** START **
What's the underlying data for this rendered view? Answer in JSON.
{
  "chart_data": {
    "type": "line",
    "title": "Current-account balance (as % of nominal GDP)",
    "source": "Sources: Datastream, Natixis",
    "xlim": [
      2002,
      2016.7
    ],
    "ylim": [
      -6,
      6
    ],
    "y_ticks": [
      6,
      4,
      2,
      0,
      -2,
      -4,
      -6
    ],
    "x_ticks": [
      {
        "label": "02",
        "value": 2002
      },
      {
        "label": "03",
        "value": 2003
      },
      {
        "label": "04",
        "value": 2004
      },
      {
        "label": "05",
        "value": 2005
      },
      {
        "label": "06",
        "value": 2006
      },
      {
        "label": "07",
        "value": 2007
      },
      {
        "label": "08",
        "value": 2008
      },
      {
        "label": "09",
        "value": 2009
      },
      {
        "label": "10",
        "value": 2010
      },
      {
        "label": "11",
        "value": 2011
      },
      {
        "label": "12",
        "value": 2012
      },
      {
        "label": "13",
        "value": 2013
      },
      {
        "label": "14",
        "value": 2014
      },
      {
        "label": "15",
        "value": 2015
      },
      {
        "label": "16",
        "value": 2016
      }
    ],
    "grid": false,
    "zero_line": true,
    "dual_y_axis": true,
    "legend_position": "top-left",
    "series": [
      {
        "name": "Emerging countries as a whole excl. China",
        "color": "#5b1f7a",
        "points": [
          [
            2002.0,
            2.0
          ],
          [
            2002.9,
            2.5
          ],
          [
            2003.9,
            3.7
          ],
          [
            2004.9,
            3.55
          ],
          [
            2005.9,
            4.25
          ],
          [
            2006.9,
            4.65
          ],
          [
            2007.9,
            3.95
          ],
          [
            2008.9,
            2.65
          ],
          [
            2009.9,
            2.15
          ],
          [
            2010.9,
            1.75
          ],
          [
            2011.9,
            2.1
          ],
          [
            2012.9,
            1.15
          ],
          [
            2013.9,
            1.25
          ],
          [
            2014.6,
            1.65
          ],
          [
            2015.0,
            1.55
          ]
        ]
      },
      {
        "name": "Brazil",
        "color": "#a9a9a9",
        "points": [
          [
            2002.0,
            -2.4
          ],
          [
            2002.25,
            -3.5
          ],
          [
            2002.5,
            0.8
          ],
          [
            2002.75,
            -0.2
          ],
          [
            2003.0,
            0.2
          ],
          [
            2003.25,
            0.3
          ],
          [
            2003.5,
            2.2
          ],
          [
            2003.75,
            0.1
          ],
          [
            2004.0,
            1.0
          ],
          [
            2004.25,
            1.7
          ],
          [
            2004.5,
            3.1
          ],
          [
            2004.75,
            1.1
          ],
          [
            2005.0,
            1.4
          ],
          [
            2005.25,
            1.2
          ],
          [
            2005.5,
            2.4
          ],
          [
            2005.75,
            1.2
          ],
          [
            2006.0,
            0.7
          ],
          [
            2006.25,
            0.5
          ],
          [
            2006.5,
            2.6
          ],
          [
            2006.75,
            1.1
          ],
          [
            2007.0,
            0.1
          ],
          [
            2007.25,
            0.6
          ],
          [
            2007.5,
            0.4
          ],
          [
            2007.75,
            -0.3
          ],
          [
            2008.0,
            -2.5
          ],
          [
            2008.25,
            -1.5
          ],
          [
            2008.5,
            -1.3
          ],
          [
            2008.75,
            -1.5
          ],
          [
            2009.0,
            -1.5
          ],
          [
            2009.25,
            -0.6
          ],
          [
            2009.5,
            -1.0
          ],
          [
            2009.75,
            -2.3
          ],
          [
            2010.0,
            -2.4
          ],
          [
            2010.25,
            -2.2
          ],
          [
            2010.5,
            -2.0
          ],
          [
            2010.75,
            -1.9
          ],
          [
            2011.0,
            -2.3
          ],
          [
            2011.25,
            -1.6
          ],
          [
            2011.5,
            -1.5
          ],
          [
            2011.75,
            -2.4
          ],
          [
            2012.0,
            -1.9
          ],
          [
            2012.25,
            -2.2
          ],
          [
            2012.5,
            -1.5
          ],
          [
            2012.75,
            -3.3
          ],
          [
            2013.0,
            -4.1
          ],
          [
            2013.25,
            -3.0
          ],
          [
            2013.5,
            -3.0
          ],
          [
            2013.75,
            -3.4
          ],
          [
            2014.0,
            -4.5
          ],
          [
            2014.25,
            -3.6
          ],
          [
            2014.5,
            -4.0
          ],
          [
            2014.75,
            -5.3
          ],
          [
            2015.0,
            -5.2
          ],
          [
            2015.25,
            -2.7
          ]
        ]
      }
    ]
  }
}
** END **
▶ **What this task involves**:
Output every line above without altering anything.

▶ **Response to this exercise**:
What's the underlying data for this rendered view? Answer in JSON.
{
  "chart_data": {
    "type": "line",
    "title": "Current-account balance (as % of nominal GDP)",
    "source": "Sources: Datastream, Natixis",
    "xlim": [
      2002,
      2016.7
    ],
    "ylim": [
      -6,
      6
    ],
    "y_ticks": [
      6,
      4,
      2,
      0,
      -2,
      -4,
      -6
    ],
    "x_ticks": [
      {
        "label": "02",
        "value": 2002
      },
      {
        "label": "03",
        "value": 2003
      },
      {
        "label": "04",
        "value": 2004
      },
      {
        "label": "05",
        "value": 2005
      },
      {
        "label": "06",
        "value": 2006
      },
      {
        "label": "07",
        "value": 2007
      },
      {
        "label": "08",
        "value": 2008
      },
      {
        "label": "09",
        "value": 2009
      },
      {
        "label": "10",
        "value": 2010
      },
      {
        "label": "11",
        "value": 2011
      },
      {
        "label": "12",
        "value": 2012
      },
      {
        "label": "13",
        "value": 2013
      },
      {
        "label": "14",
        "value": 2014
      },
      {
        "label": "15",
        "value": 2015
      },
      {
        "label": "16",
        "value": 2016
      }
    ],
    "grid": false,
    "zero_line": true,
    "dual_y_axis": true,
    "legend_position": "top-left",
    "series": [
      {
        "name": "Emerging countries as a whole excl. China",
        "color": "#5b1f7a",
        "points": [
          [
            2002.0,
            2.0
          ],
          [
            2002.9,
            2.5
          ],
          [
            2003.9,
            3.7
          ],
          [
            2004.9,
            3.55
          ],
          [
            2005.9,
            4.25
          ],
          [
            2006.9,
            4.65
          ],
          [
            2007.9,
            3.95
          ],
          [
            2008.9,
            2.65
          ],
          [
            2009.9,
            2.15
          ],
          [
            2010.9,
            1.75
          ],
          [
            2011.9,
            2.1
          ],
          [
            2012.9,
            1.15
          ],
          [
            2013.9,
            1.25
          ],
          [
            2014.6,
            1.65
          ],
          [
            2015.0,
            1.55
          ]
        ]
      },
      {
        "name": "Brazil",
        "color": "#a9a9a9",
        "points": [
          [
            2002.0,
            -2.4
          ],
          [
            2002.25,
            -3.5
          ],
          [
            2002.5,
            0.8
          ],
          [
            2002.75,
            -0.2
          ],
          [
            2003.0,
            0.2
          ],
          [
            2003.25,
            0.3
          ],
          [
            2003.5,
            2.2
          ],
          [
            2003.75,
            0.1
          ],
          [
            2004.0,
            1.0
          ],
          [
            2004.25,
            1.7
          ],
          [
            2004.5,
            3.1
          ],
          [
            2004.75,
            1.1
          ],
          [
            2005.0,
            1.4
          ],
          [
            2005.25,
            1.2
          ],
          [
            2005.5,
            2.4
          ],
          [
            2005.75,
            1.2
          ],
          [
            2006.0,
            0.7
          ],
          [
            2006.25,
            0.5
          ],
          [
            2006.5,
            2.6
          ],
          [
            2006.75,
            1.1
          ],
          [
            2007.0,
            0.1
          ],
          [
            2007.25,
            0.6
          ],
          [
            2007.5,
            0.4
          ],
          [
            2007.75,
            -0.3
          ],
          [
            2008.0,
            -2.5
          ],
          [
            2008.25,
            -1.5
          ],
          [
            2008.5,
            -1.3
          ],
          [
            2008.75,
            -1.5
          ],
          [
            2009.0,
            -1.5
          ],
          [
            2009.25,
            -0.6
          ],
          [
            2009.5,
            -1.0
          ],
          [
            2009.75,
            -2.3
          ],
          [
            2010.0,
            -2.4
          ],
          [
            2010.25,
            -2.2
          ],
          [
            2010.5,
            -2.0
          ],
          [
            2010.75,
            -1.9
          ],
          [
            2011.0,
            -2.3
          ],
          [
            2011.25,
            -1.6
          ],
          [
            2011.5,
            -1.5
          ],
          [
            2011.75,
            -2.4
          ],
          [
            2012.0,
            -1.9
          ],
          [
            2012.25,
            -2.2
          ],
          [
            2012.5,
            -1.5
          ],
          [
            2012.75,
            -3.3
          ],
          [
            2013.0,
            -4.1
          ],
          [
            2013.25,
            -3.0
          ],
          [
            2013.5,
            -3.0
          ],
          [
            2013.75,
            -3.4
          ],
          [
            2014.0,
            -4.5
          ],
          [
            2014.25,
            -3.6
          ],
          [
            2014.5,
            -4.0
          ],
          [
            2014.75,
            -5.3
          ],
          [
            2015.0,
            -5.2
          ],
          [
            2015.25,
            -2.7
          ]
        ]
      }
    ]
  }
}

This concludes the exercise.